(Problem statement): Each record must be reproduced exactly as it is shown.
+ + +
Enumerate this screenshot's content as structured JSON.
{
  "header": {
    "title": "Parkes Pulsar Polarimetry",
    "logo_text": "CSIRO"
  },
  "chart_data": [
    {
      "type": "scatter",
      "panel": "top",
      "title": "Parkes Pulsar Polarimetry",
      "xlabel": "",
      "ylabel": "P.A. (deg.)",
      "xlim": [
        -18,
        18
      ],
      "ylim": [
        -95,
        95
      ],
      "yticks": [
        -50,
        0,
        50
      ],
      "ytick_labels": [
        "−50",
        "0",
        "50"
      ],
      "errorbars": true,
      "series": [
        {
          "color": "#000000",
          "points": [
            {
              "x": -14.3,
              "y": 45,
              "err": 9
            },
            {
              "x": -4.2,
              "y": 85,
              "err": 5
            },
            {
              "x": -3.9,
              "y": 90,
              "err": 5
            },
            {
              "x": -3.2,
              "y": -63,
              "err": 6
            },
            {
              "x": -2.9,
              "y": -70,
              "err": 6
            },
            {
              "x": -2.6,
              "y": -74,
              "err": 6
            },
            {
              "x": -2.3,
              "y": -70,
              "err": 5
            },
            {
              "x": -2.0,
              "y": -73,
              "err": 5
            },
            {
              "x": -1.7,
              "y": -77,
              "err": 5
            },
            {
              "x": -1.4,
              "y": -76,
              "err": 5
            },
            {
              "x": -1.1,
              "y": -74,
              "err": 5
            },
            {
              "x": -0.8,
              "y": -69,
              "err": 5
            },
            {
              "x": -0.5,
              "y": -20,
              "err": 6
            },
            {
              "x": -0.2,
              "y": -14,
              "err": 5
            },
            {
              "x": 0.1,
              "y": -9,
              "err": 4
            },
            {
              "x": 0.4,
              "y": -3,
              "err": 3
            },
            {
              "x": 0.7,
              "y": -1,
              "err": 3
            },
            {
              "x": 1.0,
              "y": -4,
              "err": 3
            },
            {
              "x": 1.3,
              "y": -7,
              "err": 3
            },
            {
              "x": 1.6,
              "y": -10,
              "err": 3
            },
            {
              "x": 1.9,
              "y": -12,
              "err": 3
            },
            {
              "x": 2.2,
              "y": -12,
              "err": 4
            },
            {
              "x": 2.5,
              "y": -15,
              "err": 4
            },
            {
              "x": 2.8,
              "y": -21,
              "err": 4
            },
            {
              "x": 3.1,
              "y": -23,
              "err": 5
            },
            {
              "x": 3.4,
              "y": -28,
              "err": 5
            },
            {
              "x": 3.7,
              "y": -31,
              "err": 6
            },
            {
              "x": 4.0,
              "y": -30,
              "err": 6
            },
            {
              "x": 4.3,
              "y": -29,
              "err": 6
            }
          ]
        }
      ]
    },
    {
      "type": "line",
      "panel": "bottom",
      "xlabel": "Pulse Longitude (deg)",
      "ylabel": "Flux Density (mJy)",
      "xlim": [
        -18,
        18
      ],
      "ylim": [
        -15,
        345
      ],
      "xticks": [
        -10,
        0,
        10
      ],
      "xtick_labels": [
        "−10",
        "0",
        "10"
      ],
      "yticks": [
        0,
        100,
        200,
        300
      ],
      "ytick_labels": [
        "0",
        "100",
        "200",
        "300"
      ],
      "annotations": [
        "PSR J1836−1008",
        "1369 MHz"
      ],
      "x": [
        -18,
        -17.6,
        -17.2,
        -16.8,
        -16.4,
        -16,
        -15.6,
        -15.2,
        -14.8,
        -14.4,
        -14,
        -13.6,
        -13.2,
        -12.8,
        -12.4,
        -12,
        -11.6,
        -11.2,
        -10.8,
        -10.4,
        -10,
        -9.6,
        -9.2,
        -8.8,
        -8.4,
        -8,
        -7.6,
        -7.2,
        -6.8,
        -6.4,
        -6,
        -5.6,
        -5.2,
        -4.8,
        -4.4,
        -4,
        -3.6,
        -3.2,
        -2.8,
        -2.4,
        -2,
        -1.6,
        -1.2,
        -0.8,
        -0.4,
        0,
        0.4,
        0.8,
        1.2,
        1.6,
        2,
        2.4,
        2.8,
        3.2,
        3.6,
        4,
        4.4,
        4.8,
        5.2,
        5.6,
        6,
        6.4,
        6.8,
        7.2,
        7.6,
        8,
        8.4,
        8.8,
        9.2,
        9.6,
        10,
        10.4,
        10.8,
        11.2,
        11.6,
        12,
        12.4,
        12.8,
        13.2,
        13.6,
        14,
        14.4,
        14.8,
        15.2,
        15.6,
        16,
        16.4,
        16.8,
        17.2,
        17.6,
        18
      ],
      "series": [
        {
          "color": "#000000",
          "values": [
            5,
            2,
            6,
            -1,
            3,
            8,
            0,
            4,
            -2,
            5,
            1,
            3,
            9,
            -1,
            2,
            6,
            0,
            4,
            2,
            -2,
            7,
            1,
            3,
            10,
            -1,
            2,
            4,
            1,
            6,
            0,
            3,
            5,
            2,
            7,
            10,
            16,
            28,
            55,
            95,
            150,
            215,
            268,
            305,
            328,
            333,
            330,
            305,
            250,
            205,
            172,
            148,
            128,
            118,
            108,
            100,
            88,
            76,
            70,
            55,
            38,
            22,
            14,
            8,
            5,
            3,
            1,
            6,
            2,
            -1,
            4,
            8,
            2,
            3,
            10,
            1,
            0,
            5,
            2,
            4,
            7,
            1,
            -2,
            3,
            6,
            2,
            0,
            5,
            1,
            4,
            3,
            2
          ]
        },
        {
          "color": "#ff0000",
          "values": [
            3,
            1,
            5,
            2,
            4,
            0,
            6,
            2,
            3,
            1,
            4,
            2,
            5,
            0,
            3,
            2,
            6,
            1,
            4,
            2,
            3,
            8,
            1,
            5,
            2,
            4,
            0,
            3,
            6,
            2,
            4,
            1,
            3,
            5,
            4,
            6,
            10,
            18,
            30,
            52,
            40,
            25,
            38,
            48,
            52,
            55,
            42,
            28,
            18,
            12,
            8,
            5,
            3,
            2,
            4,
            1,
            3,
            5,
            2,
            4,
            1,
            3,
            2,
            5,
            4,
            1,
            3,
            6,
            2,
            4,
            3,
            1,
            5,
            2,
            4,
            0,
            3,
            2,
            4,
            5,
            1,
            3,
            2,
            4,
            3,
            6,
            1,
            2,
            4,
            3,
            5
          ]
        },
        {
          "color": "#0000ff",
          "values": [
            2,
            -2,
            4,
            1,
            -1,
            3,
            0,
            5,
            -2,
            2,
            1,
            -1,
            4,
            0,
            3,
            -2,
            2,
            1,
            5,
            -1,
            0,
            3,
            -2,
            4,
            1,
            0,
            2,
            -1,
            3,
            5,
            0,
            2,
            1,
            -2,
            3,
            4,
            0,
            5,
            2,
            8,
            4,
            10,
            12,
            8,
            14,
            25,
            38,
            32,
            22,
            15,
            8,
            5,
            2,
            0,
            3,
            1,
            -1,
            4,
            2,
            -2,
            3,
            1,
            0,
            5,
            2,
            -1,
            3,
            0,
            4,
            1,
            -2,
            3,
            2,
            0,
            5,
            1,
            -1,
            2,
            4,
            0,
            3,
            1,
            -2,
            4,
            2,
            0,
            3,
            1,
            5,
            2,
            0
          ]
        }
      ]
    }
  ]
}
+ + +
(Response below):
Enumerate this screenshot's content as structured JSON.
{
  "header": {
    "title": "Parkes Pulsar Polarimetry",
    "logo_text": "CSIRO"
  },
  "chart_data": [
    {
      "type": "scatter",
      "panel": "top",
      "title": "Parkes Pulsar Polarimetry",
      "xlabel": "",
      "ylabel": "P.A. (deg.)",
      "xlim": [
        -18,
        18
      ],
      "ylim": [
        -95,
        95
      ],
      "yticks": [
        -50,
        0,
        50
      ],
      "ytick_labels": [
        "−50",
        "0",
        "50"
      ],
      "errorbars": true,
      "series": [
        {
          "color": "#000000",
          "points": [
            {
              "x": -14.3,
              "y": 45,
              "err": 9
            },
            {
              "x": -4.2,
              "y": 85,
              "err": 5
            },
            {
              "x": -3.9,
              "y": 90,
              "err": 5
            },
            {
              "x": -3.2,
              "y": -63,
              "err": 6
            },
            {
              "x": -2.9,
              "y": -70,
              "err": 6
            },
            {
              "x": -2.6,
              "y": -74,
              "err": 6
            },
            {
              "x": -2.3,
              "y": -70,
              "err": 5
            },
            {
              "x": -2.0,
              "y": -73,
              "err": 5
            },
            {
              "x": -1.7,
              "y": -77,
              "err": 5
            },
            {
              "x": -1.4,
              "y": -76,
              "err": 5
            },
            {
              "x": -1.1,
              "y": -74,
              "err": 5
            },
            {
              "x": -0.8,
              "y": -69,
              "err": 5
            },
            {
              "x": -0.5,
              "y": -20,
              "err": 6
            },
            {
              "x": -0.2,
              "y": -14,
              "err": 5
            },
            {
              "x": 0.1,
              "y": -9,
              "err": 4
            },
            {
              "x": 0.4,
              "y": -3,
              "err": 3
            },
            {
              "x": 0.7,
              "y": -1,
              "err": 3
            },
            {
              "x": 1.0,
              "y": -4,
              "err": 3
            },
            {
              "x": 1.3,
              "y": -7,
              "err": 3
            },
            {
              "x": 1.6,
              "y": -10,
              "err": 3
            },
            {
              "x": 1.9,
              "y": -12,
              "err": 3
            },
            {
              "x": 2.2,
              "y": -12,
              "err": 4
            },
            {
              "x": 2.5,
              "y": -15,
              "err": 4
            },
            {
              "x": 2.8,
              "y": -21,
              "err": 4
            },
            {
              "x": 3.1,
              "y": -23,
              "err": 5
            },
            {
              "x": 3.4,
              "y": -28,
              "err": 5
            },
            {
              "x": 3.7,
              "y": -31,
              "err": 6
            },
            {
              "x": 4.0,
              "y": -30,
              "err": 6
            },
            {
              "x": 4.3,
              "y": -29,
              "err": 6
            }
          ]
        }
      ]
    },
    {
      "type": "line",
      "panel": "bottom",
      "xlabel": "Pulse Longitude (deg)",
      "ylabel": "Flux Density (mJy)",
      "xlim": [
        -18,
        18
      ],
      "ylim": [
        -15,
        345
      ],
      "xticks": [
        -10,
        0,
        10
      ],
      "xtick_labels": [
        "−10",
        "0",
        "10"
      ],
      "yticks": [
        0,
        100,
        200,
        300
      ],
      "ytick_labels": [
        "0",
        "100",
        "200",
        "300"
      ],
      "annotations": [
        "PSR J1836−1008",
        "1369 MHz"
      ],
      "x": [
        -18,
        -17.6,
        -17.2,
        -16.8,
        -16.4,
        -16,
        -15.6,
        -15.2,
        -14.8,
        -14.4,
        -14,
        -13.6,
        -13.2,
        -12.8,
        -12.4,
        -12,
        -11.6,
        -11.2,
        -10.8,
        -10.4,
        -10,
        -9.6,
        -9.2,
        -8.8,
        -8.4,
        -8,
        -7.6,
        -7.2,
        -6.8,
        -6.4,
        -6,
        -5.6,
        -5.2,
        -4.8,
        -4.4,
        -4,
        -3.6,
        -3.2,
        -2.8,
        -2.4,
        -2,
        -1.6,
        -1.2,
        -0.8,
        -0.4,
        0,
        0.4,
        0.8,
        1.2,
        1.6,
        2,
        2.4,
        2.8,
        3.2,
        3.6,
        4,
        4.4,
        4.8,
        5.2,
        5.6,
        6,
        6.4,
        6.8,
        7.2,
        7.6,
        8,
        8.4,
        8.8,
        9.2,
        9.6,
        10,
        10.4,
        10.8,
        11.2,
        11.6,
        12,
        12.4,
        12.8,
        13.2,
        13.6,
        14,
        14.4,
        14.8,
        15.2,
        15.6,
        16,
        16.4,
        16.8,
        17.2,
        17.6,
        18
      ],
      "series": [
        {
          "color": "#000000",
          "values": [
            5,
            2,
            6,
            -1,
            3,
            8,
            0,
            4,
            -2,
            5,
            1,
            3,
            9,
            -1,
            2,
            6,
            0,
            4,
            2,
            -2,
            7,
            1,
            3,
            10,
            -1,
            2,
            4,
            1,
            6,
            0,
            3,
            5,
            2,
            7,
            10,
            16,
            28,
            55,
            95,
            150,
            215,
            268,
            305,
            328,
            333,
            330,
            305,
            250,
            205,
            172,
            148,
            128,
            118,
            108,
            100,
            88,
            76,
            70,
            55,
            38,
            22,
            14,
            8,
            5,
            3,
            1,
            6,
            2,
            -1,
            4,
            8,
            2,
            3,
            10,
            1,
            0,
            5,
            2,
            4,
            7,
            1,
            -2,
            3,
            6,
            2,
            0,
            5,
            1,
            4,
            3,
            2
          ]
        },
        {
          "color": "#ff0000",
          "values": [
            3,
            1,
            5,
            2,
            4,
            0,
            6,
            2,
            3,
            1,
            4,
            2,
            5,
            0,
            3,
            2,
            6,
            1,
            4,
            2,
            3,
            8,
            1,
            5,
            2,
            4,
            0,
            3,
            6,
            2,
            4,
            1,
            3,
            5,
            4,
            6,
            10,
            18,
            30,
            52,
            40,
            25,
            38,
            48,
            52,
            55,
            42,
            28,
            18,
            12,
            8,
            5,
            3,
            2,
            4,
            1,
            3,
            5,
            2,
            4,
            1,
            3,
            2,
            5,
            4,
            1,
            3,
            6,
            2,
            4,
            3,
            1,
            5,
            2,
            4,
            0,
            3,
            2,
            4,
            5,
            1,
            3,
            2,
            4,
            3,
            6,
            1,
            2,
            4,
            3,
            5
          ]
        },
        {
          "color": "#0000ff",
          "values": [
            2,
            -2,
            4,
            1,
            -1,
            3,
            0,
            5,
            -2,
            2,
            1,
            -1,
            4,
            0,
            3,
            -2,
            2,
            1,
            5,
            -1,
            0,
            3,
            -2,
            4,
            1,
            0,
            2,
            -1,
            3,
            5,
            0,
            2,
            1,
            -2,
            3,
            4,
            0,
            5,
            2,
            8,
            4,
            10,
            12,
            8,
            14,
            25,
            38,
            32,
            22,
            15,
            8,
            5,
            2,
            0,
            3,
            1,
            -1,
            4,
            2,
            -2,
            3,
            1,
            0,
            5,
            2,
            -1,
            3,
            0,
            4,
            1,
            -2,
            3,
            2,
            0,
            5,
            1,
            -1,
            2,
            4,
            0,
            3,
            1,
            -2,
            4,
            2,
            0,
            3,
            1,
            5,
            2,
            0
          ]
        }
      ]
    }
  ]
}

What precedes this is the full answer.